-- Begin --
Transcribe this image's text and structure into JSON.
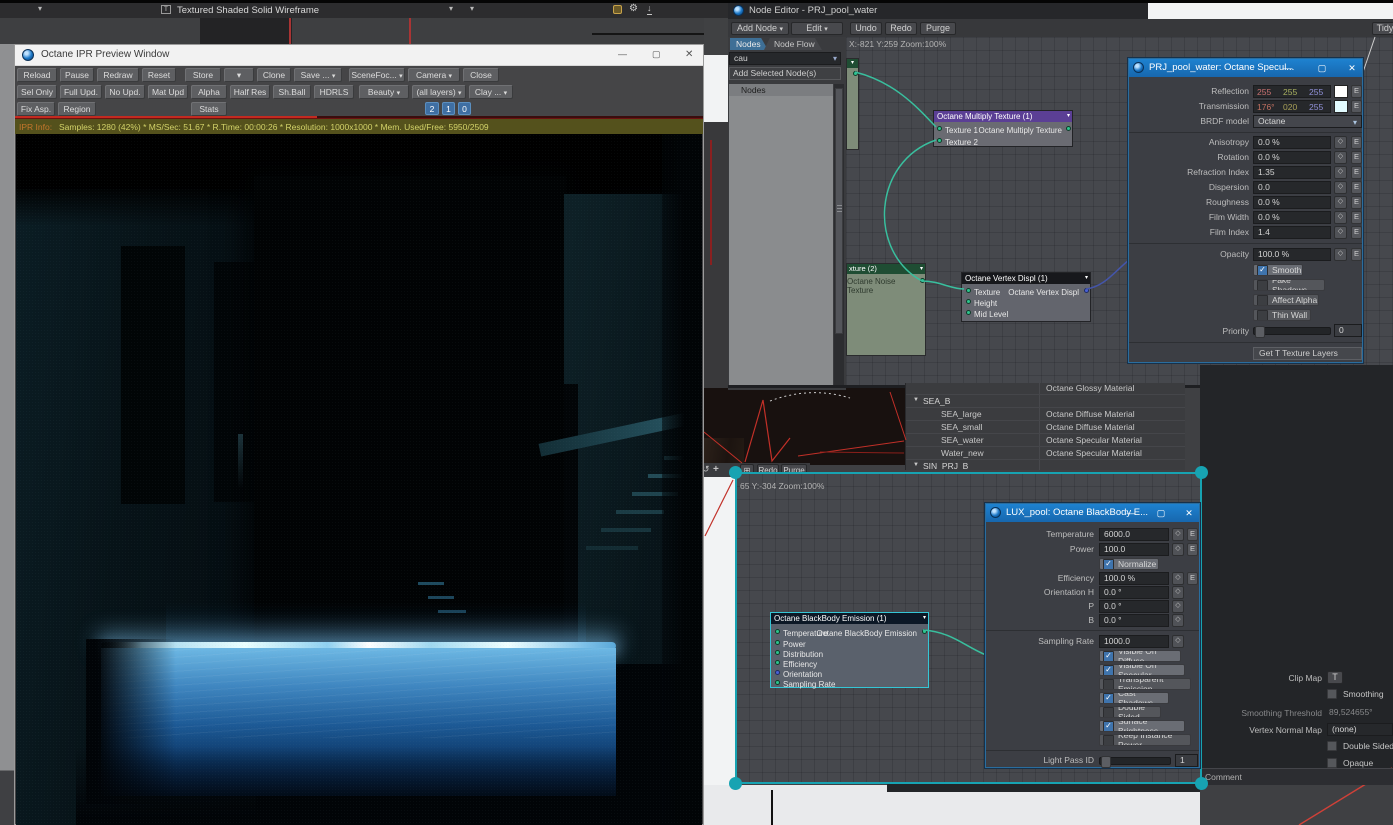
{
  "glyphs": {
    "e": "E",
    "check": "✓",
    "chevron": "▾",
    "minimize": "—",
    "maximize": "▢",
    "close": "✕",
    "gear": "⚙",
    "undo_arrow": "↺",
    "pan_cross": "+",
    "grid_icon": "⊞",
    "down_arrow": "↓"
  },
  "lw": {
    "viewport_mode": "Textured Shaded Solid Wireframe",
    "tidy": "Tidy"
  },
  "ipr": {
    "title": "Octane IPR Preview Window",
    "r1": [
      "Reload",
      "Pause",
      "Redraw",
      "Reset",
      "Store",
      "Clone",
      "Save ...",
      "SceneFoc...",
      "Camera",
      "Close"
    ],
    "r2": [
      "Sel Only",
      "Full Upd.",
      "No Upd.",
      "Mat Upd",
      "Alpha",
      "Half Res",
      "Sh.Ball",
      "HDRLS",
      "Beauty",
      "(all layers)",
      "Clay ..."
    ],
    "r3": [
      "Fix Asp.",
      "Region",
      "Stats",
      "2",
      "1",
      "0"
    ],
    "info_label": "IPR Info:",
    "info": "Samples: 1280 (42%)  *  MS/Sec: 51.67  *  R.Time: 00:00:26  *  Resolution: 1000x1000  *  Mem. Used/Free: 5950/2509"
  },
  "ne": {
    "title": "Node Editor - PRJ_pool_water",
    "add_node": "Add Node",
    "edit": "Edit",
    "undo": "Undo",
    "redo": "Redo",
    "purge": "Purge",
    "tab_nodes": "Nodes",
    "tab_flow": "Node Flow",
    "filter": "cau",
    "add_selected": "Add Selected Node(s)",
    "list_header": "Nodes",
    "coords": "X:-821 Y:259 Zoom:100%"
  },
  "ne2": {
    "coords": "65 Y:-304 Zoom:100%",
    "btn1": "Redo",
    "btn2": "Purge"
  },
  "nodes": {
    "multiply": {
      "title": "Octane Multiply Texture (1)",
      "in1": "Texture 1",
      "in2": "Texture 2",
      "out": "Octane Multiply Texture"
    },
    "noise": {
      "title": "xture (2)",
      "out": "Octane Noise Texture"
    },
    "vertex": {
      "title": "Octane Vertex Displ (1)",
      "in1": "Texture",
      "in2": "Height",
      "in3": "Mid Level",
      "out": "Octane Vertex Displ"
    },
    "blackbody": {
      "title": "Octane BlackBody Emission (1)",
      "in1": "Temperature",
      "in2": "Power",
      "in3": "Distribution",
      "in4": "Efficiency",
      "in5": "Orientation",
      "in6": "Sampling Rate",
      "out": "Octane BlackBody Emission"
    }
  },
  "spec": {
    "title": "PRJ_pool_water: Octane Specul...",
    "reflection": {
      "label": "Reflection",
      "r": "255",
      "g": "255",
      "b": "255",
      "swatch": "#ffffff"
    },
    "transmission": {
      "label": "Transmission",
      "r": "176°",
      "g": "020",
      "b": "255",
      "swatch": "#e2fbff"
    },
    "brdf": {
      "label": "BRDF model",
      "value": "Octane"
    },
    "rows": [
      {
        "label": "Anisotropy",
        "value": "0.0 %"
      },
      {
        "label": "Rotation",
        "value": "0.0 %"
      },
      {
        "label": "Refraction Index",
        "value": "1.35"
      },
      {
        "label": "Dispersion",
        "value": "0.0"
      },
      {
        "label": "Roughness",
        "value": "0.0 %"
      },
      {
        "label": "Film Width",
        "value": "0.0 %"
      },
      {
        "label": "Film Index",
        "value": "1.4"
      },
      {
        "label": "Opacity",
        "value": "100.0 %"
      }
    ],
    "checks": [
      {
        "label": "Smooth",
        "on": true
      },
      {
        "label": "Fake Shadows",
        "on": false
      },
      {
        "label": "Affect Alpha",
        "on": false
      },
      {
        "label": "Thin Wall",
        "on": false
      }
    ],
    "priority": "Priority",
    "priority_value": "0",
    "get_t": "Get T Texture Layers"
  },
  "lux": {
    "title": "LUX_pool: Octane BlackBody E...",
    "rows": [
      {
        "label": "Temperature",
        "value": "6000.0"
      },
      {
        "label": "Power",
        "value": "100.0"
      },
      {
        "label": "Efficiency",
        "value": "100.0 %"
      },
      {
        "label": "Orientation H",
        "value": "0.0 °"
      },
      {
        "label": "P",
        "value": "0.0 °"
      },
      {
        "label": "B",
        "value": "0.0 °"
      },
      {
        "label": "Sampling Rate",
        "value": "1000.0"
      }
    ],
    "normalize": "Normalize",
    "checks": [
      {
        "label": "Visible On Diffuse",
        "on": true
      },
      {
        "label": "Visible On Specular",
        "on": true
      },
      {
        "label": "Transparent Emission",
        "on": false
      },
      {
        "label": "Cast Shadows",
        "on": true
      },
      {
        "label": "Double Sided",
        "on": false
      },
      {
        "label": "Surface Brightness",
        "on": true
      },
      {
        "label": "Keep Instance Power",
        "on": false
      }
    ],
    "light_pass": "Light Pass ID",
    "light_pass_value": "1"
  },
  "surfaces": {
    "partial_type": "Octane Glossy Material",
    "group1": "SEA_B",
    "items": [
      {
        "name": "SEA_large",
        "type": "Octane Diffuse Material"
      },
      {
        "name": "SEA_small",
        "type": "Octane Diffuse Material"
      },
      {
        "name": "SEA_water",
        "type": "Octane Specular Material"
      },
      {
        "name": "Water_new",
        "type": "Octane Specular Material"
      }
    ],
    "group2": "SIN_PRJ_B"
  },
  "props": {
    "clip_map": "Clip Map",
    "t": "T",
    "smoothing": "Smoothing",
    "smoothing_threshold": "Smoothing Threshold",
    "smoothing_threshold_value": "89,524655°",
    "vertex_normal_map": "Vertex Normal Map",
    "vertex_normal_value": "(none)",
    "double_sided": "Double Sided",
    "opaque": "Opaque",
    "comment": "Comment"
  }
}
-- End --
== INSTRUCTIONS FOR THE TASK ==
Repeat the material above in full and exactly, apart from the pictures.

== RESULT OF THE TASK ==
Transcribe this image's text and structure into JSON.
{
  "glyphs": {
    "e": "E",
    "check": "✓",
    "chevron": "▾",
    "minimize": "—",
    "maximize": "▢",
    "close": "✕",
    "gear": "⚙",
    "undo_arrow": "↺",
    "pan_cross": "+",
    "grid_icon": "⊞",
    "down_arrow": "↓"
  },
  "lw": {
    "viewport_mode": "Textured Shaded Solid Wireframe",
    "tidy": "Tidy"
  },
  "ipr": {
    "title": "Octane IPR Preview Window",
    "r1": [
      "Reload",
      "Pause",
      "Redraw",
      "Reset",
      "Store",
      "Clone",
      "Save ...",
      "SceneFoc...",
      "Camera",
      "Close"
    ],
    "r2": [
      "Sel Only",
      "Full Upd.",
      "No Upd.",
      "Mat Upd",
      "Alpha",
      "Half Res",
      "Sh.Ball",
      "HDRLS",
      "Beauty",
      "(all layers)",
      "Clay ..."
    ],
    "r3": [
      "Fix Asp.",
      "Region",
      "Stats",
      "2",
      "1",
      "0"
    ],
    "info_label": "IPR Info:",
    "info": "Samples: 1280 (42%)  *  MS/Sec: 51.67  *  R.Time: 00:00:26  *  Resolution: 1000x1000  *  Mem. Used/Free: 5950/2509"
  },
  "ne": {
    "title": "Node Editor - PRJ_pool_water",
    "add_node": "Add Node",
    "edit": "Edit",
    "undo": "Undo",
    "redo": "Redo",
    "purge": "Purge",
    "tab_nodes": "Nodes",
    "tab_flow": "Node Flow",
    "filter": "cau",
    "add_selected": "Add Selected Node(s)",
    "list_header": "Nodes",
    "coords": "X:-821 Y:259 Zoom:100%"
  },
  "ne2": {
    "coords": "65 Y:-304 Zoom:100%",
    "btn1": "Redo",
    "btn2": "Purge"
  },
  "nodes": {
    "multiply": {
      "title": "Octane Multiply Texture (1)",
      "in1": "Texture 1",
      "in2": "Texture 2",
      "out": "Octane Multiply Texture"
    },
    "noise": {
      "title": "xture (2)",
      "out": "Octane Noise Texture"
    },
    "vertex": {
      "title": "Octane Vertex Displ (1)",
      "in1": "Texture",
      "in2": "Height",
      "in3": "Mid Level",
      "out": "Octane Vertex Displ"
    },
    "blackbody": {
      "title": "Octane BlackBody Emission (1)",
      "in1": "Temperature",
      "in2": "Power",
      "in3": "Distribution",
      "in4": "Efficiency",
      "in5": "Orientation",
      "in6": "Sampling Rate",
      "out": "Octane BlackBody Emission"
    }
  },
  "spec": {
    "title": "PRJ_pool_water: Octane Specul...",
    "reflection": {
      "label": "Reflection",
      "r": "255",
      "g": "255",
      "b": "255",
      "swatch": "#ffffff"
    },
    "transmission": {
      "label": "Transmission",
      "r": "176°",
      "g": "020",
      "b": "255",
      "swatch": "#e2fbff"
    },
    "brdf": {
      "label": "BRDF model",
      "value": "Octane"
    },
    "rows": [
      {
        "label": "Anisotropy",
        "value": "0.0 %"
      },
      {
        "label": "Rotation",
        "value": "0.0 %"
      },
      {
        "label": "Refraction Index",
        "value": "1.35"
      },
      {
        "label": "Dispersion",
        "value": "0.0"
      },
      {
        "label": "Roughness",
        "value": "0.0 %"
      },
      {
        "label": "Film Width",
        "value": "0.0 %"
      },
      {
        "label": "Film Index",
        "value": "1.4"
      },
      {
        "label": "Opacity",
        "value": "100.0 %"
      }
    ],
    "checks": [
      {
        "label": "Smooth",
        "on": true
      },
      {
        "label": "Fake Shadows",
        "on": false
      },
      {
        "label": "Affect Alpha",
        "on": false
      },
      {
        "label": "Thin Wall",
        "on": false
      }
    ],
    "priority": "Priority",
    "priority_value": "0",
    "get_t": "Get T Texture Layers"
  },
  "lux": {
    "title": "LUX_pool: Octane BlackBody E...",
    "rows": [
      {
        "label": "Temperature",
        "value": "6000.0"
      },
      {
        "label": "Power",
        "value": "100.0"
      },
      {
        "label": "Efficiency",
        "value": "100.0 %"
      },
      {
        "label": "Orientation H",
        "value": "0.0 °"
      },
      {
        "label": "P",
        "value": "0.0 °"
      },
      {
        "label": "B",
        "value": "0.0 °"
      },
      {
        "label": "Sampling Rate",
        "value": "1000.0"
      }
    ],
    "normalize": "Normalize",
    "checks": [
      {
        "label": "Visible On Diffuse",
        "on": true
      },
      {
        "label": "Visible On Specular",
        "on": true
      },
      {
        "label": "Transparent Emission",
        "on": false
      },
      {
        "label": "Cast Shadows",
        "on": true
      },
      {
        "label": "Double Sided",
        "on": false
      },
      {
        "label": "Surface Brightness",
        "on": true
      },
      {
        "label": "Keep Instance Power",
        "on": false
      }
    ],
    "light_pass": "Light Pass ID",
    "light_pass_value": "1"
  },
  "surfaces": {
    "partial_type": "Octane Glossy Material",
    "group1": "SEA_B",
    "items": [
      {
        "name": "SEA_large",
        "type": "Octane Diffuse Material"
      },
      {
        "name": "SEA_small",
        "type": "Octane Diffuse Material"
      },
      {
        "name": "SEA_water",
        "type": "Octane Specular Material"
      },
      {
        "name": "Water_new",
        "type": "Octane Specular Material"
      }
    ],
    "group2": "SIN_PRJ_B"
  },
  "props": {
    "clip_map": "Clip Map",
    "t": "T",
    "smoothing": "Smoothing",
    "smoothing_threshold": "Smoothing Threshold",
    "smoothing_threshold_value": "89,524655°",
    "vertex_normal_map": "Vertex Normal Map",
    "vertex_normal_value": "(none)",
    "double_sided": "Double Sided",
    "opaque": "Opaque",
    "comment": "Comment"
  }
}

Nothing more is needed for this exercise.